++++ Data provided ++++

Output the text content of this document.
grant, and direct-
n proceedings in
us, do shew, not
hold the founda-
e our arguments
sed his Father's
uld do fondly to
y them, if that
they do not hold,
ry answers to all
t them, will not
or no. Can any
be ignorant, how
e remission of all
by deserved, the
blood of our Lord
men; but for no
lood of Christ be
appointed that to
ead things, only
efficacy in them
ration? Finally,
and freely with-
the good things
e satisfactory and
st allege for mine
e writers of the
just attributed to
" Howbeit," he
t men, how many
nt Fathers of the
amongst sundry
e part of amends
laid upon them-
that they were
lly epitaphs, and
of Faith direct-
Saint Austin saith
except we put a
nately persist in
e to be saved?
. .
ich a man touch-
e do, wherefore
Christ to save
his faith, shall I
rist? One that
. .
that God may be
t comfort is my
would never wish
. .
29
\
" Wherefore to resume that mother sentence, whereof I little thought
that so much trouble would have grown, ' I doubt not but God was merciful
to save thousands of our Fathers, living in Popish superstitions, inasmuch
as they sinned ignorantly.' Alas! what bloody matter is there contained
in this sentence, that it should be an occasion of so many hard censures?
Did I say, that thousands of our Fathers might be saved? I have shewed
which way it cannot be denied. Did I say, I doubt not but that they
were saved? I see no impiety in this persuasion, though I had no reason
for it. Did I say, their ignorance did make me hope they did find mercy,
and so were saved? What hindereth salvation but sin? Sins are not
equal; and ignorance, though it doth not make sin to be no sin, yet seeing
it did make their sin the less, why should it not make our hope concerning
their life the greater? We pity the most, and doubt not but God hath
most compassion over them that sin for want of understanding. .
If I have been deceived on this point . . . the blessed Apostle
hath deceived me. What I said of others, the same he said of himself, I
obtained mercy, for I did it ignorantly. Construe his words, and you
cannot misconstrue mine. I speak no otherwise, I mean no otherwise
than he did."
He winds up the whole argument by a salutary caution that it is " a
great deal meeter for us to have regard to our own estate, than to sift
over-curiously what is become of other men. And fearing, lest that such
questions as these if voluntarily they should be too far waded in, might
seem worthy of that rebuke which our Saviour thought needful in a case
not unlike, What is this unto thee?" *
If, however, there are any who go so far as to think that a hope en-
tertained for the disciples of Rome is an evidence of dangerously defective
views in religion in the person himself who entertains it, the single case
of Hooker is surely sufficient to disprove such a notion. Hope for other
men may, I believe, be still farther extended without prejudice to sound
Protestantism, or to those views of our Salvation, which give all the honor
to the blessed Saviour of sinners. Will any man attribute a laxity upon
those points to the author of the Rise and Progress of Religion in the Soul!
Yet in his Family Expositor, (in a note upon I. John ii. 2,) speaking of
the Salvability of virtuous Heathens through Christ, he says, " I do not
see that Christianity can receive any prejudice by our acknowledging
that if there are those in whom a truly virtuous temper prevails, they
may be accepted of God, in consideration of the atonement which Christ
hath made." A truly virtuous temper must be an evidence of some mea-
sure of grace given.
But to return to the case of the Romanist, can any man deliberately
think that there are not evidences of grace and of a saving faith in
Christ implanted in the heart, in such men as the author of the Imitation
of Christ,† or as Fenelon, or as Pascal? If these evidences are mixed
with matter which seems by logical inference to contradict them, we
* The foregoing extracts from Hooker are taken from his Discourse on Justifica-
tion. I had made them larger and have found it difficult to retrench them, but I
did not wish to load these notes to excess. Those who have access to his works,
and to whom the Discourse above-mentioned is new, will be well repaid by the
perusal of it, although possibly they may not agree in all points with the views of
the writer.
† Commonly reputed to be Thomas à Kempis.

++++

Work to do:
Send back every record, precisely as written.

Solution for this exercise:
Output the text content of this document.
grant, and direct-
n proceedings in
us, do shew, not
hold the founda-
e our arguments
sed his Father's
uld do fondly to
y them, if that
they do not hold,
ry answers to all
t them, will not
or no. Can any
be ignorant, how
e remission of all
by deserved, the
blood of our Lord
men; but for no
lood of Christ be
appointed that to
ead things, only
efficacy in them
ration? Finally,
and freely with-
the good things
e satisfactory and
st allege for mine
e writers of the
just attributed to
" Howbeit," he
t men, how many
nt Fathers of the
amongst sundry
e part of amends
laid upon them-
that they were
lly epitaphs, and
of Faith direct-
Saint Austin saith
except we put a
nately persist in
e to be saved?
. .
ich a man touch-
e do, wherefore
Christ to save
his faith, shall I
rist? One that
. .
that God may be
t comfort is my
would never wish
. .
29
\
" Wherefore to resume that mother sentence, whereof I little thought
that so much trouble would have grown, ' I doubt not but God was merciful
to save thousands of our Fathers, living in Popish superstitions, inasmuch
as they sinned ignorantly.' Alas! what bloody matter is there contained
in this sentence, that it should be an occasion of so many hard censures?
Did I say, that thousands of our Fathers might be saved? I have shewed
which way it cannot be denied. Did I say, I doubt not but that they
were saved? I see no impiety in this persuasion, though I had no reason
for it. Did I say, their ignorance did make me hope they did find mercy,
and so were saved? What hindereth salvation but sin? Sins are not
equal; and ignorance, though it doth not make sin to be no sin, yet seeing
it did make their sin the less, why should it not make our hope concerning
their life the greater? We pity the most, and doubt not but God hath
most compassion over them that sin for want of understanding. .
If I have been deceived on this point . . . the blessed Apostle
hath deceived me. What I said of others, the same he said of himself, I
obtained mercy, for I did it ignorantly. Construe his words, and you
cannot misconstrue mine. I speak no otherwise, I mean no otherwise
than he did."
He winds up the whole argument by a salutary caution that it is " a
great deal meeter for us to have regard to our own estate, than to sift
over-curiously what is become of other men. And fearing, lest that such
questions as these if voluntarily they should be too far waded in, might
seem worthy of that rebuke which our Saviour thought needful in a case
not unlike, What is this unto thee?" *
If, however, there are any who go so far as to think that a hope en-
tertained for the disciples of Rome is an evidence of dangerously defective
views in religion in the person himself who entertains it, the single case
of Hooker is surely sufficient to disprove such a notion. Hope for other
men may, I believe, be still farther extended without prejudice to sound
Protestantism, or to those views of our Salvation, which give all the honor
to the blessed Saviour of sinners. Will any man attribute a laxity upon
those points to the author of the Rise and Progress of Religion in the Soul!
Yet in his Family Expositor, (in a note upon I. John ii. 2,) speaking of
the Salvability of virtuous Heathens through Christ, he says, " I do not
see that Christianity can receive any prejudice by our acknowledging
that if there are those in whom a truly virtuous temper prevails, they
may be accepted of God, in consideration of the atonement which Christ
hath made." A truly virtuous temper must be an evidence of some mea-
sure of grace given.
But to return to the case of the Romanist, can any man deliberately
think that there are not evidences of grace and of a saving faith in
Christ implanted in the heart, in such men as the author of the Imitation
of Christ,† or as Fenelon, or as Pascal? If these evidences are mixed
with matter which seems by logical inference to contradict them, we
* The foregoing extracts from Hooker are taken from his Discourse on Justifica-
tion. I had made them larger and have found it difficult to retrench them, but I
did not wish to load these notes to excess. Those who have access to his works,
and to whom the Discourse above-mentioned is new, will be well repaid by the
perusal of it, although possibly they may not agree in all points with the views of
the writer.
† Commonly reputed to be Thomas à Kempis.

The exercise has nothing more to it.